> _DATA SHOWN_:
★ ★ ★ ★ ★ ★ ★

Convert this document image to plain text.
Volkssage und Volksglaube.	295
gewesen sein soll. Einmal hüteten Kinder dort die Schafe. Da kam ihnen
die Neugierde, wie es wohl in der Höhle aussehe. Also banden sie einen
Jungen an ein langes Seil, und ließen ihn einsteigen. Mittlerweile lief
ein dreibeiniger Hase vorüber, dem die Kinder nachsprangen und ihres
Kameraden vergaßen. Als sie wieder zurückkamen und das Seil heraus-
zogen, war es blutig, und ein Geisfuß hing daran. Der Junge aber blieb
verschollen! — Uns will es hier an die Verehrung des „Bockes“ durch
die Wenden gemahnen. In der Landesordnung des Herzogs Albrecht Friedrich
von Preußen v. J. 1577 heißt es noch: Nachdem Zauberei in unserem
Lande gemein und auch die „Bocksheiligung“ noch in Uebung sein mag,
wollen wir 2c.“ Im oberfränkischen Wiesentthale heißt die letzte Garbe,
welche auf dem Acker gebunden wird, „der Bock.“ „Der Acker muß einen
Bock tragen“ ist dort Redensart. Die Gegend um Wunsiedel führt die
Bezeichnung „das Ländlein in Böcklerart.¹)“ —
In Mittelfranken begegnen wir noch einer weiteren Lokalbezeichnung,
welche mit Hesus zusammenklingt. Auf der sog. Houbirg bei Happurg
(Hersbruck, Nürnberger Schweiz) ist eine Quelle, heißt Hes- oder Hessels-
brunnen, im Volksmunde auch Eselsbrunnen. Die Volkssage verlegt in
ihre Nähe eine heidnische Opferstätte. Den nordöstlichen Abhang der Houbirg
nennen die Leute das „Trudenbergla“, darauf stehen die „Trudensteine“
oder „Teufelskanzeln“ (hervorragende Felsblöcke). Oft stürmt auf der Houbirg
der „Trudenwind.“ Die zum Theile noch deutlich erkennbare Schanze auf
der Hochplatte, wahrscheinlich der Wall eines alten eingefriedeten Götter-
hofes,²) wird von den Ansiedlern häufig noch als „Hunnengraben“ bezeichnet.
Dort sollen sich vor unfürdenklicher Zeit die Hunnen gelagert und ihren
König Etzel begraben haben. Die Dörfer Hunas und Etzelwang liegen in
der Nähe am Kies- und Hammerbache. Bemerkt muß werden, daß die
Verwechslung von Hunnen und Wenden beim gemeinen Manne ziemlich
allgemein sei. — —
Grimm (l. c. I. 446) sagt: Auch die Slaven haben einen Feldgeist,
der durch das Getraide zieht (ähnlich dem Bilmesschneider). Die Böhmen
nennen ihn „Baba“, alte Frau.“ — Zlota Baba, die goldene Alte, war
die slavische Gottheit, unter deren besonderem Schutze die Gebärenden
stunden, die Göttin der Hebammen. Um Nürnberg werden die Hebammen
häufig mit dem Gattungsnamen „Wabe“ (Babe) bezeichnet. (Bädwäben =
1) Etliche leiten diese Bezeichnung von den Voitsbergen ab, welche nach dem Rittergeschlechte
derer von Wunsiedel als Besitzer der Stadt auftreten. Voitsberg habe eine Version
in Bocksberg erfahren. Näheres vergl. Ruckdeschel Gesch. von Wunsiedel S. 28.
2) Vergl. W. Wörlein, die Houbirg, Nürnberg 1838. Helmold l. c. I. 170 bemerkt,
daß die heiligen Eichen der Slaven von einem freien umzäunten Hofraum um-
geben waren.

★ ★ ★ ★ ★ ★ ★

> _WHAT YOU ARE ASKED TO DO_: Make an exact copy of every line in the data.

> _ANSWER TO THIS PROBLEM_:
Convert this document image to plain text.
Volkssage und Volksglaube.	295
gewesen sein soll. Einmal hüteten Kinder dort die Schafe. Da kam ihnen
die Neugierde, wie es wohl in der Höhle aussehe. Also banden sie einen
Jungen an ein langes Seil, und ließen ihn einsteigen. Mittlerweile lief
ein dreibeiniger Hase vorüber, dem die Kinder nachsprangen und ihres
Kameraden vergaßen. Als sie wieder zurückkamen und das Seil heraus-
zogen, war es blutig, und ein Geisfuß hing daran. Der Junge aber blieb
verschollen! — Uns will es hier an die Verehrung des „Bockes“ durch
die Wenden gemahnen. In der Landesordnung des Herzogs Albrecht Friedrich
von Preußen v. J. 1577 heißt es noch: Nachdem Zauberei in unserem
Lande gemein und auch die „Bocksheiligung“ noch in Uebung sein mag,
wollen wir 2c.“ Im oberfränkischen Wiesentthale heißt die letzte Garbe,
welche auf dem Acker gebunden wird, „der Bock.“ „Der Acker muß einen
Bock tragen“ ist dort Redensart. Die Gegend um Wunsiedel führt die
Bezeichnung „das Ländlein in Böcklerart.¹)“ —
In Mittelfranken begegnen wir noch einer weiteren Lokalbezeichnung,
welche mit Hesus zusammenklingt. Auf der sog. Houbirg bei Happurg
(Hersbruck, Nürnberger Schweiz) ist eine Quelle, heißt Hes- oder Hessels-
brunnen, im Volksmunde auch Eselsbrunnen. Die Volkssage verlegt in
ihre Nähe eine heidnische Opferstätte. Den nordöstlichen Abhang der Houbirg
nennen die Leute das „Trudenbergla“, darauf stehen die „Trudensteine“
oder „Teufelskanzeln“ (hervorragende Felsblöcke). Oft stürmt auf der Houbirg
der „Trudenwind.“ Die zum Theile noch deutlich erkennbare Schanze auf
der Hochplatte, wahrscheinlich der Wall eines alten eingefriedeten Götter-
hofes,²) wird von den Ansiedlern häufig noch als „Hunnengraben“ bezeichnet.
Dort sollen sich vor unfürdenklicher Zeit die Hunnen gelagert und ihren
König Etzel begraben haben. Die Dörfer Hunas und Etzelwang liegen in
der Nähe am Kies- und Hammerbache. Bemerkt muß werden, daß die
Verwechslung von Hunnen und Wenden beim gemeinen Manne ziemlich
allgemein sei. — —
Grimm (l. c. I. 446) sagt: Auch die Slaven haben einen Feldgeist,
der durch das Getraide zieht (ähnlich dem Bilmesschneider). Die Böhmen
nennen ihn „Baba“, alte Frau.“ — Zlota Baba, die goldene Alte, war
die slavische Gottheit, unter deren besonderem Schutze die Gebärenden
stunden, die Göttin der Hebammen. Um Nürnberg werden die Hebammen
häufig mit dem Gattungsnamen „Wabe“ (Babe) bezeichnet. (Bädwäben =
1) Etliche leiten diese Bezeichnung von den Voitsbergen ab, welche nach dem Rittergeschlechte
derer von Wunsiedel als Besitzer der Stadt auftreten. Voitsberg habe eine Version
in Bocksberg erfahren. Näheres vergl. Ruckdeschel Gesch. von Wunsiedel S. 28.
2) Vergl. W. Wörlein, die Houbirg, Nürnberg 1838. Helmold l. c. I. 170 bemerkt,
daß die heiligen Eichen der Slaven von einem freien umzäunten Hofraum um-
geben waren.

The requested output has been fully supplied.